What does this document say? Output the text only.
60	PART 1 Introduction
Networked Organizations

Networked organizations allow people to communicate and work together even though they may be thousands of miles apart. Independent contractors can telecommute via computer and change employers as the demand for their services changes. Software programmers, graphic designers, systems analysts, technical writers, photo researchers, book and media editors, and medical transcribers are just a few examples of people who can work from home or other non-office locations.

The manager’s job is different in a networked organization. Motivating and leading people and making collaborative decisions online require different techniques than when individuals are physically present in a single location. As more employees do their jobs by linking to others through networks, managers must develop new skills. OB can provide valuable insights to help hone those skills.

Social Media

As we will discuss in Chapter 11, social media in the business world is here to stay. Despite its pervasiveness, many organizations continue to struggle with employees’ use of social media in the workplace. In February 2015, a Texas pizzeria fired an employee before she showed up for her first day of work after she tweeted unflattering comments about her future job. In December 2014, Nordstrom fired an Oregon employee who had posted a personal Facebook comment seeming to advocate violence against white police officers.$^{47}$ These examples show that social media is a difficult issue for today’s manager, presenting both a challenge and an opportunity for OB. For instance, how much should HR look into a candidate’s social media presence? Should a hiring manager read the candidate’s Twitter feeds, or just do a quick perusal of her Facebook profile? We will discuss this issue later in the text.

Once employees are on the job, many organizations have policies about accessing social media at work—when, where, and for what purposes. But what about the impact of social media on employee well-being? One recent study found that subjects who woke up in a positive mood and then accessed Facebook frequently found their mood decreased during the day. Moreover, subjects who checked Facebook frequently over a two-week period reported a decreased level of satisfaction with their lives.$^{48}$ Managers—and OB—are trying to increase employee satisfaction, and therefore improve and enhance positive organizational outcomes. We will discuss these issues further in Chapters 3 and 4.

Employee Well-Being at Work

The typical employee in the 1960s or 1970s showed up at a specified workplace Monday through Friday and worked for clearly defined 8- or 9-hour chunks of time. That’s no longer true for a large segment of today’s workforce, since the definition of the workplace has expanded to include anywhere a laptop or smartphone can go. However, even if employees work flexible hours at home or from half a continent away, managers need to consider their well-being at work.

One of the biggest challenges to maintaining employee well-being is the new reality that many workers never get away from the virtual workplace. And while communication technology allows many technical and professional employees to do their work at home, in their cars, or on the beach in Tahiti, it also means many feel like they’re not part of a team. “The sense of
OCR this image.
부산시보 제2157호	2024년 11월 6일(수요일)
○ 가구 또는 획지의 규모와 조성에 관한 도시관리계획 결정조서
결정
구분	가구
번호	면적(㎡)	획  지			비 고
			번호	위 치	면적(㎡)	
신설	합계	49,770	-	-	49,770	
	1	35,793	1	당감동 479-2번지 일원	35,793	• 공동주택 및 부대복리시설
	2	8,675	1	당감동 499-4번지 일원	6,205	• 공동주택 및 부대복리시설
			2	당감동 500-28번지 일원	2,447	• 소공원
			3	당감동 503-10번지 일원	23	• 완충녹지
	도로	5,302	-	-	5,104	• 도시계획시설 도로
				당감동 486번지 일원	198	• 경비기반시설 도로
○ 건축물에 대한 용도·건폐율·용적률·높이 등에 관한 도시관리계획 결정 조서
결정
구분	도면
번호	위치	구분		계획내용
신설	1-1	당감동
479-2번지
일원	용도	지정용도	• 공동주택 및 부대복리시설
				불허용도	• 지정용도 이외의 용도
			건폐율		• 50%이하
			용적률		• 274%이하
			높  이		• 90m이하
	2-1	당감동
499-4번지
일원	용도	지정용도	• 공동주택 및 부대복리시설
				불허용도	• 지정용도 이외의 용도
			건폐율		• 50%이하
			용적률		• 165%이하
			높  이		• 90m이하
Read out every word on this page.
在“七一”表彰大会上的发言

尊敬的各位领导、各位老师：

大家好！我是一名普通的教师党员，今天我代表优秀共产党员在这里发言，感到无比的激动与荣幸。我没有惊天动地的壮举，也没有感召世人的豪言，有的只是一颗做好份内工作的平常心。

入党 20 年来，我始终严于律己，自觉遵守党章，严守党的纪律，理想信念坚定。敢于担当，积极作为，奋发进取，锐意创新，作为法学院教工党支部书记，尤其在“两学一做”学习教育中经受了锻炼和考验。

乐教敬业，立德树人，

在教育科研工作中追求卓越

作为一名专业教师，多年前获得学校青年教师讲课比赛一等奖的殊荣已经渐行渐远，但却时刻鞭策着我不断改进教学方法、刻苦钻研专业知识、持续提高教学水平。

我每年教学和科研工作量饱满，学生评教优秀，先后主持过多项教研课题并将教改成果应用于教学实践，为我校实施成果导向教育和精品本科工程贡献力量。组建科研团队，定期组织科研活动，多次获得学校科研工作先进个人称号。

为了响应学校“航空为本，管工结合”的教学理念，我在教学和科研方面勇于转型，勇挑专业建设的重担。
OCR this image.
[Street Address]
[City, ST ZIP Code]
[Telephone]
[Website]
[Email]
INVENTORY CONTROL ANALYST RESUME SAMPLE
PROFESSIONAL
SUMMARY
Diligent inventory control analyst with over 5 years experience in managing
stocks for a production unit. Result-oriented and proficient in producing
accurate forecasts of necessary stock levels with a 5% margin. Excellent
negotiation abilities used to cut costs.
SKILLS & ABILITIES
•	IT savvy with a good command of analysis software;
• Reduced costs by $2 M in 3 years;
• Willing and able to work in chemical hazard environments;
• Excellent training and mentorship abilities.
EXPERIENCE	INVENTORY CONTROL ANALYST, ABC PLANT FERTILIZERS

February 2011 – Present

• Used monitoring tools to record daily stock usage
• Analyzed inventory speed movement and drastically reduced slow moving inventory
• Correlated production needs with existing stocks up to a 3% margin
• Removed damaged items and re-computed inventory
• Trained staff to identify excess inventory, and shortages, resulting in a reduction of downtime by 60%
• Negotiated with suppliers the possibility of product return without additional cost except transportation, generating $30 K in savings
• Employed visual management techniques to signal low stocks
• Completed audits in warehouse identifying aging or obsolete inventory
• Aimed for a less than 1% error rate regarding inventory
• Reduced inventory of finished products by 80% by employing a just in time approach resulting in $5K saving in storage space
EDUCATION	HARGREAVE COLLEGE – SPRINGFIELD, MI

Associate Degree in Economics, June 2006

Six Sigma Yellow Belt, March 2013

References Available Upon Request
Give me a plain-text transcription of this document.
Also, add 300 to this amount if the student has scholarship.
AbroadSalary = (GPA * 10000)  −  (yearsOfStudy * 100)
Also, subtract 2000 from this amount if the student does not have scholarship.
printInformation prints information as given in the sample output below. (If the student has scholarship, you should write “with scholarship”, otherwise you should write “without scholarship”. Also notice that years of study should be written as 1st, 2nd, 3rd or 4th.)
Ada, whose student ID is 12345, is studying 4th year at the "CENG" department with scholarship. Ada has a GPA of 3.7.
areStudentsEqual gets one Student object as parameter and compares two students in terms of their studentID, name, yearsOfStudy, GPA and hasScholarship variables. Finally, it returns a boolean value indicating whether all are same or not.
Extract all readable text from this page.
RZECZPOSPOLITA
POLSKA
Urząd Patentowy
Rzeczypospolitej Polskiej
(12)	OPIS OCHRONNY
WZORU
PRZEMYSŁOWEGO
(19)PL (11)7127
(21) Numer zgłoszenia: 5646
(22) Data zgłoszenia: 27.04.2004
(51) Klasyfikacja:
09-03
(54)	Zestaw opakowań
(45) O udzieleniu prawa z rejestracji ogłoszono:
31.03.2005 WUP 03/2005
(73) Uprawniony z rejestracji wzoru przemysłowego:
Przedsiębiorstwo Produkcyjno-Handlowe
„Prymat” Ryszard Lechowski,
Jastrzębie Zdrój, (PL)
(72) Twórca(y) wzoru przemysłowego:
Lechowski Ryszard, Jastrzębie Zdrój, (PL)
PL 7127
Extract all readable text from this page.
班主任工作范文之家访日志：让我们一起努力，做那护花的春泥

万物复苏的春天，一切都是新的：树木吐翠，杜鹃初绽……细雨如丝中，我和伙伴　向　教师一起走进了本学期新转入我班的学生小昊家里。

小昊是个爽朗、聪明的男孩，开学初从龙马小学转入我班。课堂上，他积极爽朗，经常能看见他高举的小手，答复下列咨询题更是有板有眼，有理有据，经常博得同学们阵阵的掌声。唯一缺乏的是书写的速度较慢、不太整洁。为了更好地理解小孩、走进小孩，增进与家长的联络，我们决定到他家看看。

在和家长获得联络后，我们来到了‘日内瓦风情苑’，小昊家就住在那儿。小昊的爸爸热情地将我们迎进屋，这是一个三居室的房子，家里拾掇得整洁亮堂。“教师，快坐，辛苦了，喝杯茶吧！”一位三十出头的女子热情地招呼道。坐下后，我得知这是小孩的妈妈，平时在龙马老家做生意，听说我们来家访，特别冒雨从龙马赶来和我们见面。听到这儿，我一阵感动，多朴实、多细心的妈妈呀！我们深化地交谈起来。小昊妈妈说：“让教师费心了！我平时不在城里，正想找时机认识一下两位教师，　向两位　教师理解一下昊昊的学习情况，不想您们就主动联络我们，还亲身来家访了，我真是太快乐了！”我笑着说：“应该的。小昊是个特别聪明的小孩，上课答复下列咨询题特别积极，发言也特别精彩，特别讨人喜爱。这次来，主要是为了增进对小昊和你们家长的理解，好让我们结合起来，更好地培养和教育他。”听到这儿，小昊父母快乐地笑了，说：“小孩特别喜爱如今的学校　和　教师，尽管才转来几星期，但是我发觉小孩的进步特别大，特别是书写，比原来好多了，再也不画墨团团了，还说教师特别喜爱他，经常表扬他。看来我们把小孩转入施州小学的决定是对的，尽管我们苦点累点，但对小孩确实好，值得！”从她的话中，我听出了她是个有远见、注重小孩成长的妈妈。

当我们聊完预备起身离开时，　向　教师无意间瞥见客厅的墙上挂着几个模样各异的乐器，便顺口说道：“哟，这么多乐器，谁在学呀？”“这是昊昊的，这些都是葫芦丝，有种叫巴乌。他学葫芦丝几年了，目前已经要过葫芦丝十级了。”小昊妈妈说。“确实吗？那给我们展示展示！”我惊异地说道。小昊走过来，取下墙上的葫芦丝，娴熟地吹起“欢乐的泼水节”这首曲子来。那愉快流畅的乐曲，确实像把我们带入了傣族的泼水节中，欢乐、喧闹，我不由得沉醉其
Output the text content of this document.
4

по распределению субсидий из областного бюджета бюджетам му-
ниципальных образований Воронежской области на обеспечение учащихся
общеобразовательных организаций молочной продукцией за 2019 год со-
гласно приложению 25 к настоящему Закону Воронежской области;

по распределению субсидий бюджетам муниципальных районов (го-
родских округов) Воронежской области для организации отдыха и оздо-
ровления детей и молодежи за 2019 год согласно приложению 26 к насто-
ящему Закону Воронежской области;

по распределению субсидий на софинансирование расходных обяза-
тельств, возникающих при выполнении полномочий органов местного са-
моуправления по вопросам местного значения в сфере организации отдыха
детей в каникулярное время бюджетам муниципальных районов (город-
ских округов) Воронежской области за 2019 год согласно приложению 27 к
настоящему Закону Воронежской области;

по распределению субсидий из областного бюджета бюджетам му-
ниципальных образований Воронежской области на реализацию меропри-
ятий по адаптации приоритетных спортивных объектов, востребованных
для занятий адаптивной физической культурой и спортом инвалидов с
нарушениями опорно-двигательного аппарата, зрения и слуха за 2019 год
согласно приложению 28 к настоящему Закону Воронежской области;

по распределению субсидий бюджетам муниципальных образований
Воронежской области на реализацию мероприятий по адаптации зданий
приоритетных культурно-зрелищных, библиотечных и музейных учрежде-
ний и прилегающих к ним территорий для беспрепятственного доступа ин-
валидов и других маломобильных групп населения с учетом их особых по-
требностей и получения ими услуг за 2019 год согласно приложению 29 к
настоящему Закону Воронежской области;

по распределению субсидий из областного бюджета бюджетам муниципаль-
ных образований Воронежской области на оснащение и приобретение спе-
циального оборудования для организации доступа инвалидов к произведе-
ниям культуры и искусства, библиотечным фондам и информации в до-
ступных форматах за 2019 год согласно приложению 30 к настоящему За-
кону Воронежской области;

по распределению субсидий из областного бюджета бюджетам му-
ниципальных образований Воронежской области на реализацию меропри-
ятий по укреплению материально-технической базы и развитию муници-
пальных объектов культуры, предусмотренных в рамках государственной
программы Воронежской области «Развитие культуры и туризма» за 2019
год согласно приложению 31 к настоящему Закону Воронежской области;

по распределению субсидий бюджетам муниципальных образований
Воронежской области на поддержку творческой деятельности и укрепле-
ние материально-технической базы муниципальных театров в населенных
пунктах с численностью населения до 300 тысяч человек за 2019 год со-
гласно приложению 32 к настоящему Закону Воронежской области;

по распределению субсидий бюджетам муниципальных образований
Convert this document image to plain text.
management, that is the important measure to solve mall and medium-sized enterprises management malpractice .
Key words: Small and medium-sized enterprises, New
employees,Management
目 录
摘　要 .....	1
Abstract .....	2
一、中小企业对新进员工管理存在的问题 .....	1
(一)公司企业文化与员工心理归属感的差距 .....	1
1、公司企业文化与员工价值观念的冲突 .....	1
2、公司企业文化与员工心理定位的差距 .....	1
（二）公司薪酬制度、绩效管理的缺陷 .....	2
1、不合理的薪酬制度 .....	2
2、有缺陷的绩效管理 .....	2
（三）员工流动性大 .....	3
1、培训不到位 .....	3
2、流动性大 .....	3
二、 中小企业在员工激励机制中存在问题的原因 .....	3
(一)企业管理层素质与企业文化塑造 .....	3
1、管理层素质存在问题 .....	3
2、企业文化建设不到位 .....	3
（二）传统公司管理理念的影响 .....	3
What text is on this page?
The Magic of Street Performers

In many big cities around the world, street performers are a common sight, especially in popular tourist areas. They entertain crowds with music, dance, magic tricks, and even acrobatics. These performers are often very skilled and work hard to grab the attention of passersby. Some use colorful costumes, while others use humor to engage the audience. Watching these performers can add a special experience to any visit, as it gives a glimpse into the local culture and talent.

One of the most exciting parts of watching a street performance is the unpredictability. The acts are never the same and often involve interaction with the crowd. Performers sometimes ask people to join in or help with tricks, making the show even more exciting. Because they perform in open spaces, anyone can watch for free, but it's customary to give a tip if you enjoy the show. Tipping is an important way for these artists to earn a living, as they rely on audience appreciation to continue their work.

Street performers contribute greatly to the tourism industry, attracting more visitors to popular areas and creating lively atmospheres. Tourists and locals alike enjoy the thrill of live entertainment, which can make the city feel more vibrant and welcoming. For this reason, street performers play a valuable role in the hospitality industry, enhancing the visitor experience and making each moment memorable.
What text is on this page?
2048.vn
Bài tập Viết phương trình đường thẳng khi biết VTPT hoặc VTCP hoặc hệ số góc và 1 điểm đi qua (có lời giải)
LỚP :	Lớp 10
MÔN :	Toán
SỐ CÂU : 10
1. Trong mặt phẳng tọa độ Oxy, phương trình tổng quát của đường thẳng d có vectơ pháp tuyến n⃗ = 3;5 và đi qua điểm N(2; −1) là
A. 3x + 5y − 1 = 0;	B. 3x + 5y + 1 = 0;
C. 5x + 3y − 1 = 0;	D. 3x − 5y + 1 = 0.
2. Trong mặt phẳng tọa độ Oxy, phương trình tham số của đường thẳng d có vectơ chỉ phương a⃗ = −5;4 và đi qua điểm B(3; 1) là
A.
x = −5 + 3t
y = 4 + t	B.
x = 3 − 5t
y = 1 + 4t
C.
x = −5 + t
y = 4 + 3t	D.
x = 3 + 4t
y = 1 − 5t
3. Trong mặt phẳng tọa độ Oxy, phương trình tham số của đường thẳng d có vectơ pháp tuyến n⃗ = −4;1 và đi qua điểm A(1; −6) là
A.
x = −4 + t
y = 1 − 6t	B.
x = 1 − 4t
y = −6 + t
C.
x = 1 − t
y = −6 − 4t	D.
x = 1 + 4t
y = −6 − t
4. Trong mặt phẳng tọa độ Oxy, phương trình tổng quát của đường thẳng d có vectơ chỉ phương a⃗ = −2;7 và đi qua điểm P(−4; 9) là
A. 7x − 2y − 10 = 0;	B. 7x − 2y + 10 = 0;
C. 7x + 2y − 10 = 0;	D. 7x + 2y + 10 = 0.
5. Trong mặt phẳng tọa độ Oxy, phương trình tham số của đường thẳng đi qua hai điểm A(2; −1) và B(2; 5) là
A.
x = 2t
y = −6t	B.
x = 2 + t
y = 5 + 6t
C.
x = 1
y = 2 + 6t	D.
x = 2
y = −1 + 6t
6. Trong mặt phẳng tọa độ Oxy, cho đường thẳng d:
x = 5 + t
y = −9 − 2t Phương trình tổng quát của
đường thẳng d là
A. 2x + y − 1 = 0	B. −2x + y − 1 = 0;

++++++++++

- Instructions to follow
Pick out all the lines with the word "medium" in them and copy them.

- Reply to the exercise
management, that is the important measure to solve mall and medium-sized enterprises management malpractice .
Key words: Small and medium-sized enterprises, New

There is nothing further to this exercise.